Task details
Give the data a second time, exactly and in full.

— START OF Information provided —

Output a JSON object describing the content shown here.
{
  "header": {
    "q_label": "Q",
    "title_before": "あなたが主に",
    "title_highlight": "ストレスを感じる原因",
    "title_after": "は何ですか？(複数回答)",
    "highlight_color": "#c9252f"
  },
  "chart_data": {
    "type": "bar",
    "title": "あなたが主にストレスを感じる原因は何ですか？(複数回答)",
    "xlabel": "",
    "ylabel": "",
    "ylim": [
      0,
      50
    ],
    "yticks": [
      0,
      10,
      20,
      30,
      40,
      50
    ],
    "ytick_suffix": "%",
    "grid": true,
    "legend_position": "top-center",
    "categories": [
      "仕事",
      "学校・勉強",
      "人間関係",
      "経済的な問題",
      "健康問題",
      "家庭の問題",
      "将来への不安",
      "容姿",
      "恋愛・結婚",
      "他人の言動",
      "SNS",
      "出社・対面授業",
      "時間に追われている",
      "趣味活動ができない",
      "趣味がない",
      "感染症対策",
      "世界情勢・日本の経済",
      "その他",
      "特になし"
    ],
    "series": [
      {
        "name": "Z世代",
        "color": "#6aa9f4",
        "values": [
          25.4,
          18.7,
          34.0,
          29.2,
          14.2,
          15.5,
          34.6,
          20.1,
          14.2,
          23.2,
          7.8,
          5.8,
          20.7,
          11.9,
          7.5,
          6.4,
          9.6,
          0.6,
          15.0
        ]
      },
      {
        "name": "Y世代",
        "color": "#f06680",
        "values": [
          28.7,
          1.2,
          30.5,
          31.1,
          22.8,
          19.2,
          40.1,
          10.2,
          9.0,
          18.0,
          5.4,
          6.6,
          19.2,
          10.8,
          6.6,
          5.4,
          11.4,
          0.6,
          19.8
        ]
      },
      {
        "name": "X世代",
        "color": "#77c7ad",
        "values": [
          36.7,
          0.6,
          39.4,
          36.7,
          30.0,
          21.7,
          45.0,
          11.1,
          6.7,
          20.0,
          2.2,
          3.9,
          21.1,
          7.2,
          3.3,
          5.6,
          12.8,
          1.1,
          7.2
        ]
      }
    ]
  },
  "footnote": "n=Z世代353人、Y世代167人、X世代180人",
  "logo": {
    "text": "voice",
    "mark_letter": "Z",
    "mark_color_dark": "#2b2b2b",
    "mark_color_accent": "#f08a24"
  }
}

— END OF Information provided —

Result for this exercise
Output a JSON object describing the content shown here.
{
  "header": {
    "q_label": "Q",
    "title_before": "あなたが主に",
    "title_highlight": "ストレスを感じる原因",
    "title_after": "は何ですか？(複数回答)",
    "highlight_color": "#c9252f"
  },
  "chart_data": {
    "type": "bar",
    "title": "あなたが主にストレスを感じる原因は何ですか？(複数回答)",
    "xlabel": "",
    "ylabel": "",
    "ylim": [
      0,
      50
    ],
    "yticks": [
      0,
      10,
      20,
      30,
      40,
      50
    ],
    "ytick_suffix": "%",
    "grid": true,
    "legend_position": "top-center",
    "categories": [
      "仕事",
      "学校・勉強",
      "人間関係",
      "経済的な問題",
      "健康問題",
      "家庭の問題",
      "将来への不安",
      "容姿",
      "恋愛・結婚",
      "他人の言動",
      "SNS",
      "出社・対面授業",
      "時間に追われている",
      "趣味活動ができない",
      "趣味がない",
      "感染症対策",
      "世界情勢・日本の経済",
      "その他",
      "特になし"
    ],
    "series": [
      {
        "name": "Z世代",
        "color": "#6aa9f4",
        "values": [
          25.4,
          18.7,
          34.0,
          29.2,
          14.2,
          15.5,
          34.6,
          20.1,
          14.2,
          23.2,
          7.8,
          5.8,
          20.7,
          11.9,
          7.5,
          6.4,
          9.6,
          0.6,
          15.0
        ]
      },
      {
        "name": "Y世代",
        "color": "#f06680",
        "values": [
          28.7,
          1.2,
          30.5,
          31.1,
          22.8,
          19.2,
          40.1,
          10.2,
          9.0,
          18.0,
          5.4,
          6.6,
          19.2,
          10.8,
          6.6,
          5.4,
          11.4,
          0.6,
          19.8
        ]
      },
      {
        "name": "X世代",
        "color": "#77c7ad",
        "values": [
          36.7,
          0.6,
          39.4,
          36.7,
          30.0,
          21.7,
          45.0,
          11.1,
          6.7,
          20.0,
          2.2,
          3.9,
          21.1,
          7.2,
          3.3,
          5.6,
          12.8,
          1.1,
          7.2
        ]
      }
    ]
  },
  "footnote": "n=Z世代353人、Y世代167人、X世代180人",
  "logo": {
    "text": "voice",
    "mark_letter": "Z",
    "mark_color_dark": "#2b2b2b",
    "mark_color_accent": "#f08a24"
  }
}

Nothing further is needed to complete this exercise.